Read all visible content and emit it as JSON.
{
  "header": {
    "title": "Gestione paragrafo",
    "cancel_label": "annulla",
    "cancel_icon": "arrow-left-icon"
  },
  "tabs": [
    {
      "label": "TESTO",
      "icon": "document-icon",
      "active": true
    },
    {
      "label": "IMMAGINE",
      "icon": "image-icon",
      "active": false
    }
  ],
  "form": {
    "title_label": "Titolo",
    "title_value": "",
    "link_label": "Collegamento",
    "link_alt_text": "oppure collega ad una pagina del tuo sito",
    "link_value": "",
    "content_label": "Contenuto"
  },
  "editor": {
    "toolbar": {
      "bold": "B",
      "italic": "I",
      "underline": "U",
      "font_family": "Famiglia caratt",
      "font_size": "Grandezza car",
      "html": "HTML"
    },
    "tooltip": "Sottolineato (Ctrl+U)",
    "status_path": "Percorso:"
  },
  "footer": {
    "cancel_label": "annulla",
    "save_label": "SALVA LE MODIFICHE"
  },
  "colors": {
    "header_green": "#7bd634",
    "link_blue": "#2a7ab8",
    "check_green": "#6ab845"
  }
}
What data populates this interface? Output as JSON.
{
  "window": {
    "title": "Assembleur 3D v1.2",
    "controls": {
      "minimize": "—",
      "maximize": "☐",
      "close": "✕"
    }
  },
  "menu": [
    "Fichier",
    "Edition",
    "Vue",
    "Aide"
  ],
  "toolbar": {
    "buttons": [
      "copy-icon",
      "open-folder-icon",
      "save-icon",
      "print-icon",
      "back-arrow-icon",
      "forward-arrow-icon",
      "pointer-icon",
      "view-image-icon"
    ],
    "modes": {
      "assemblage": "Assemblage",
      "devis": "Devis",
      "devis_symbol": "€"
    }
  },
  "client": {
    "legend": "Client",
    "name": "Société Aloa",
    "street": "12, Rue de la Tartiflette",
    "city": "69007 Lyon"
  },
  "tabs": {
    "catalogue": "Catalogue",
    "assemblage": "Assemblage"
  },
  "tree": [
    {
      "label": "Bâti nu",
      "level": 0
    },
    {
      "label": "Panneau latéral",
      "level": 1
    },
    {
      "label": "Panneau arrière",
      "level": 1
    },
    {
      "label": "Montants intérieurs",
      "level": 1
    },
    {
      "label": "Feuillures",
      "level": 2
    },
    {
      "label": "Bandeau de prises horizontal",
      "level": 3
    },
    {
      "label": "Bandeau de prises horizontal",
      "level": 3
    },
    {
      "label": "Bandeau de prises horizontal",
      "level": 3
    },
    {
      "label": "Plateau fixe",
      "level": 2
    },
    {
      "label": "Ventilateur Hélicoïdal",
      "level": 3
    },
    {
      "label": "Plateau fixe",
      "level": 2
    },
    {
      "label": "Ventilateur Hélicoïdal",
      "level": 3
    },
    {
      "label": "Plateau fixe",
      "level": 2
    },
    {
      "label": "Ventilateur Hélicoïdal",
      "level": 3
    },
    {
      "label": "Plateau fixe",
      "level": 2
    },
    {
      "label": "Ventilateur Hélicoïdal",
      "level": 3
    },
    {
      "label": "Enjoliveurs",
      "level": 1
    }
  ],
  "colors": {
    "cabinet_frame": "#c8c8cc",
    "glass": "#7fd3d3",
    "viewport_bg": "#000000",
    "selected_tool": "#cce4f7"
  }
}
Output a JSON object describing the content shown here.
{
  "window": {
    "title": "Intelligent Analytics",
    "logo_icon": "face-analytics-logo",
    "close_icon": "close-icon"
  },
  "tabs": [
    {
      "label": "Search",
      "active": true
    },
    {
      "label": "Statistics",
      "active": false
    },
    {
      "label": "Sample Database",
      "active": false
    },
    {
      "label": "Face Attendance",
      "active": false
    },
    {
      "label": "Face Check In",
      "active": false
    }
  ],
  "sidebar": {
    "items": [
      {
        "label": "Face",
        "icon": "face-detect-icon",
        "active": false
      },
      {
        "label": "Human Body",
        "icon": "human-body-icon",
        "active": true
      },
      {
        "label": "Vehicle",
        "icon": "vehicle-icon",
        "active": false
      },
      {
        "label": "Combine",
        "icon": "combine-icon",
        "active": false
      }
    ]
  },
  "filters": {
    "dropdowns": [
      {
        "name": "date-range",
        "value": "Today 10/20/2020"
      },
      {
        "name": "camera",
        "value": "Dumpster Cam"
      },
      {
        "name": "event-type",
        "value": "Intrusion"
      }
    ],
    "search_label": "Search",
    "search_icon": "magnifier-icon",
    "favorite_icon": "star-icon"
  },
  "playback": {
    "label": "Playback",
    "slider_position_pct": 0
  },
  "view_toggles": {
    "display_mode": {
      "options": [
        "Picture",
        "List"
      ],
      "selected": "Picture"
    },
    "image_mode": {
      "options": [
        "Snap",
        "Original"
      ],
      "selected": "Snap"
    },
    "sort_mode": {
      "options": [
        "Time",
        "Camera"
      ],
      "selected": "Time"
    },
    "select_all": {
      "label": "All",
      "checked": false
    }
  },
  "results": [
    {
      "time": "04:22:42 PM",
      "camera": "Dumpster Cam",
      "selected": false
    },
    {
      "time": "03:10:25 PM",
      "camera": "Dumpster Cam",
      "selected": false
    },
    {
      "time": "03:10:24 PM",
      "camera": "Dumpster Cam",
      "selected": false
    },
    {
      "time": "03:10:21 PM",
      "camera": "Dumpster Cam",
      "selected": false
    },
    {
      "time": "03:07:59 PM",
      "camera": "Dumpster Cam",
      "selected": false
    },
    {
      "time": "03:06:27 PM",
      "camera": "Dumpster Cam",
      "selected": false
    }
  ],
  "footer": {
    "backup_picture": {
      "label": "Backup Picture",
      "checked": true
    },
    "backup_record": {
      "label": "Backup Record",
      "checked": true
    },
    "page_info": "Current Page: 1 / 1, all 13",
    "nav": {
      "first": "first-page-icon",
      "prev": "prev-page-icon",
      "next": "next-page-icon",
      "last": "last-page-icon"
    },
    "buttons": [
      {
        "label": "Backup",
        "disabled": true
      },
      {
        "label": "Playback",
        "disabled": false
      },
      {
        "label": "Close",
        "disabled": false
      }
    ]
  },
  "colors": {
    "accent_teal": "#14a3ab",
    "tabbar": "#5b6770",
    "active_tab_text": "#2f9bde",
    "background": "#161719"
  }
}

▶ PROMPT: Pick out the lines containing the word "Output" and show them.

▶ SOLUTION TO THIS PROBLEM:
What data populates this interface? Output as JSON.
Output a JSON object describing the content shown here.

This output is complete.